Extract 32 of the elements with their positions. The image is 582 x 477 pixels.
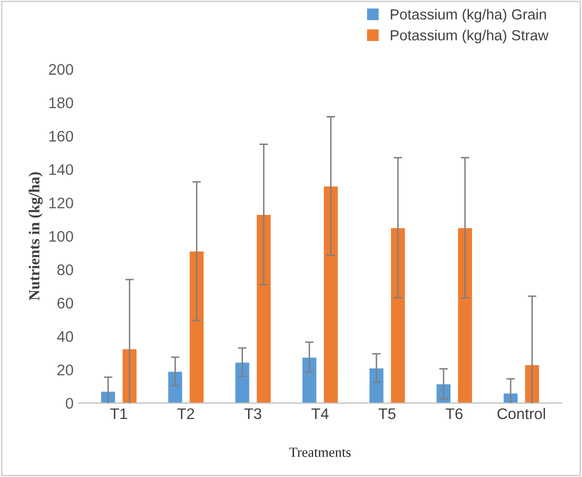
bar xyxy=(234,362,250,404)
bar xyxy=(256,214,272,404)
y-tick-label: 100 xyxy=(49,230,74,242)
y-tick-label: 80 xyxy=(57,264,74,276)
x-tick-label: T4 xyxy=(312,408,329,419)
y-tick-label: 40 xyxy=(57,331,74,342)
x-tick-label: Control xyxy=(498,408,545,420)
x-tick-label: T6 xyxy=(446,408,463,420)
y-tick-label: 140 xyxy=(49,164,74,176)
y-tick-label: 60 xyxy=(57,298,74,309)
x-tick-label: T1 xyxy=(110,408,127,419)
bar xyxy=(457,227,473,404)
bar xyxy=(302,356,318,404)
bar xyxy=(390,227,406,404)
y-tick-label: 120 xyxy=(49,198,74,208)
bar xyxy=(436,383,452,404)
bar xyxy=(167,370,183,404)
legend-label: Potassium (kg/ha) Grain xyxy=(390,8,546,22)
bar xyxy=(323,186,339,404)
y-tick-label: 20 xyxy=(57,364,74,376)
y-tick-label: 160 xyxy=(49,130,74,142)
bar xyxy=(368,368,384,404)
x-tick-label: T5 xyxy=(378,408,396,420)
y-tick-label: 180 xyxy=(49,97,74,108)
y-tick-label: 0 xyxy=(66,398,74,409)
x-tick-label: T3 xyxy=(244,408,262,420)
y-tick-label: 200 xyxy=(48,64,74,75)
bar xyxy=(188,250,204,404)
x-tick-label: T2 xyxy=(177,408,194,419)
x-axis-title: Treatments xyxy=(289,448,351,457)
y-axis-title: Nutrients in (kg/ha) xyxy=(28,172,43,300)
legend-label: Potassium (kg/ha) Straw xyxy=(390,30,549,44)
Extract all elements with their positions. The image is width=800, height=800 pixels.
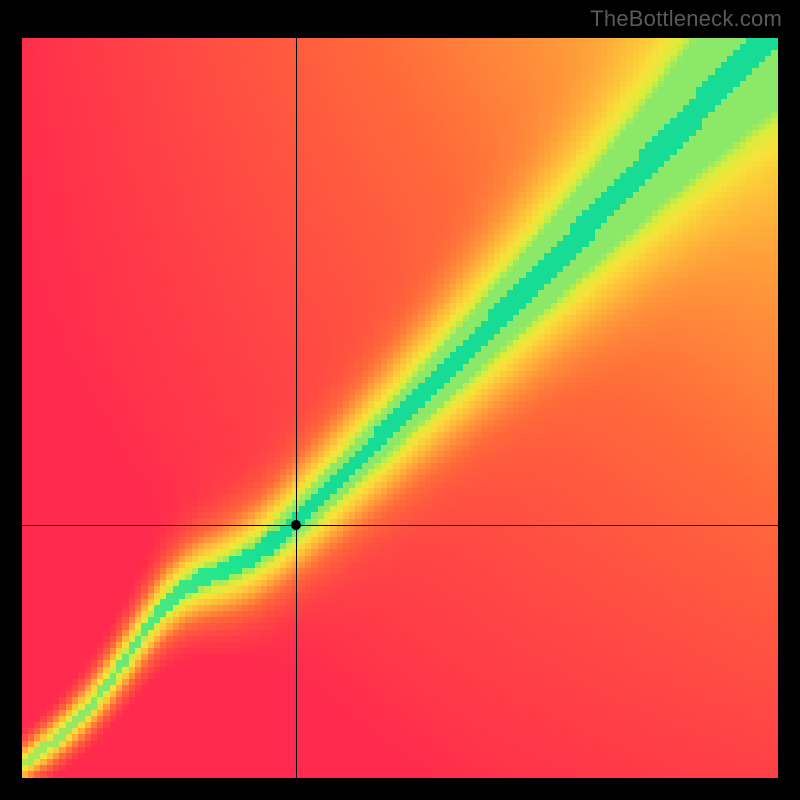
- plot-area: [22, 38, 778, 778]
- crosshair-marker: [291, 520, 301, 530]
- crosshair-horizontal: [22, 525, 778, 526]
- chart-frame: TheBottleneck.com: [0, 0, 800, 800]
- crosshair-vertical: [296, 38, 297, 778]
- watermark-text: TheBottleneck.com: [590, 6, 782, 32]
- heatmap-canvas: [22, 38, 778, 778]
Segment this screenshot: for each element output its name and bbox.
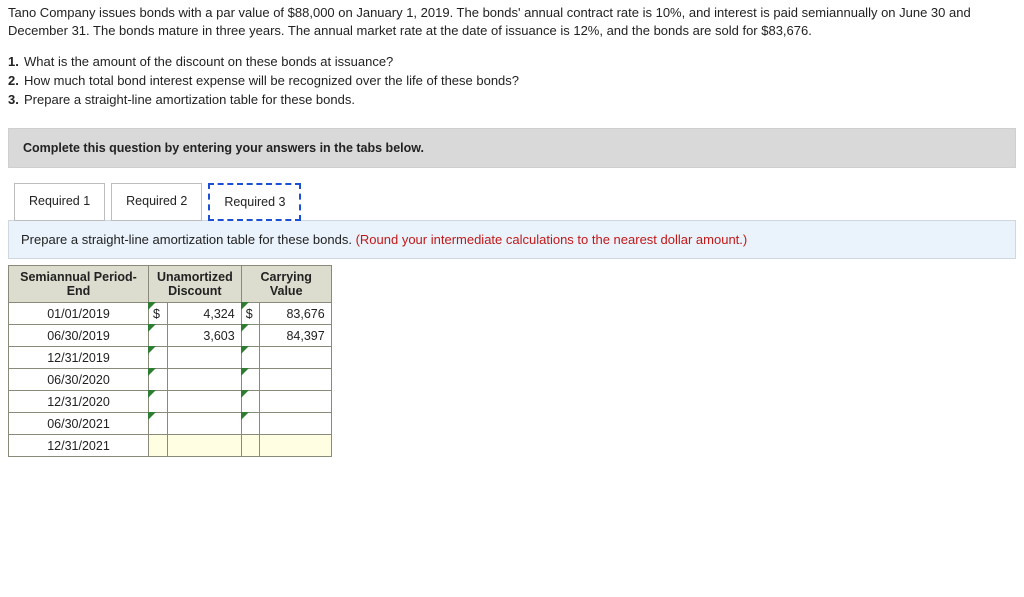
+ + +
Copy every line of the items above word for word, but leave out the pictures.

Extract 32 of the elements with their positions. The image is 582 x 477 pixels.
bar xyxy=(234,362,250,404)
bar xyxy=(256,214,272,404)
y-tick-label: 100 xyxy=(49,230,74,242)
y-tick-label: 80 xyxy=(57,264,74,276)
x-tick-label: T4 xyxy=(312,408,329,419)
y-tick-label: 40 xyxy=(57,331,74,342)
x-tick-label: Control xyxy=(498,408,545,420)
x-tick-label: T6 xyxy=(446,408,463,420)
y-tick-label: 140 xyxy=(49,164,74,176)
y-tick-label: 60 xyxy=(57,298,74,309)
x-tick-label: T1 xyxy=(110,408,127,419)
bar xyxy=(457,227,473,404)
bar xyxy=(302,356,318,404)
bar xyxy=(390,227,406,404)
y-tick-label: 120 xyxy=(49,198,74,208)
bar xyxy=(436,383,452,404)
bar xyxy=(167,370,183,404)
legend-label: Potassium (kg/ha) Grain xyxy=(390,8,546,22)
bar xyxy=(323,186,339,404)
y-tick-label: 20 xyxy=(57,364,74,376)
y-tick-label: 160 xyxy=(49,130,74,142)
bar xyxy=(368,368,384,404)
x-tick-label: T5 xyxy=(378,408,396,420)
y-tick-label: 180 xyxy=(49,97,74,108)
y-tick-label: 0 xyxy=(66,398,74,409)
x-tick-label: T3 xyxy=(244,408,262,420)
y-tick-label: 200 xyxy=(48,64,74,75)
bar xyxy=(188,250,204,404)
x-tick-label: T2 xyxy=(177,408,194,419)
x-axis-title: Treatments xyxy=(289,448,351,457)
y-axis-title: Nutrients in (kg/ha) xyxy=(28,172,43,300)
legend-label: Potassium (kg/ha) Straw xyxy=(390,30,549,44)
Extract all elements with their positions. The image is width=800, height=800 pixels.
- plot-area: [22, 38, 778, 778]
- crosshair-marker: [291, 520, 301, 530]
- crosshair-horizontal: [22, 525, 778, 526]
- chart-frame: TheBottleneck.com: [0, 0, 800, 800]
- crosshair-vertical: [296, 38, 297, 778]
- watermark-text: TheBottleneck.com: [590, 6, 782, 32]
- heatmap-canvas: [22, 38, 778, 778]
Segment this screenshot: for each element output its name and bbox.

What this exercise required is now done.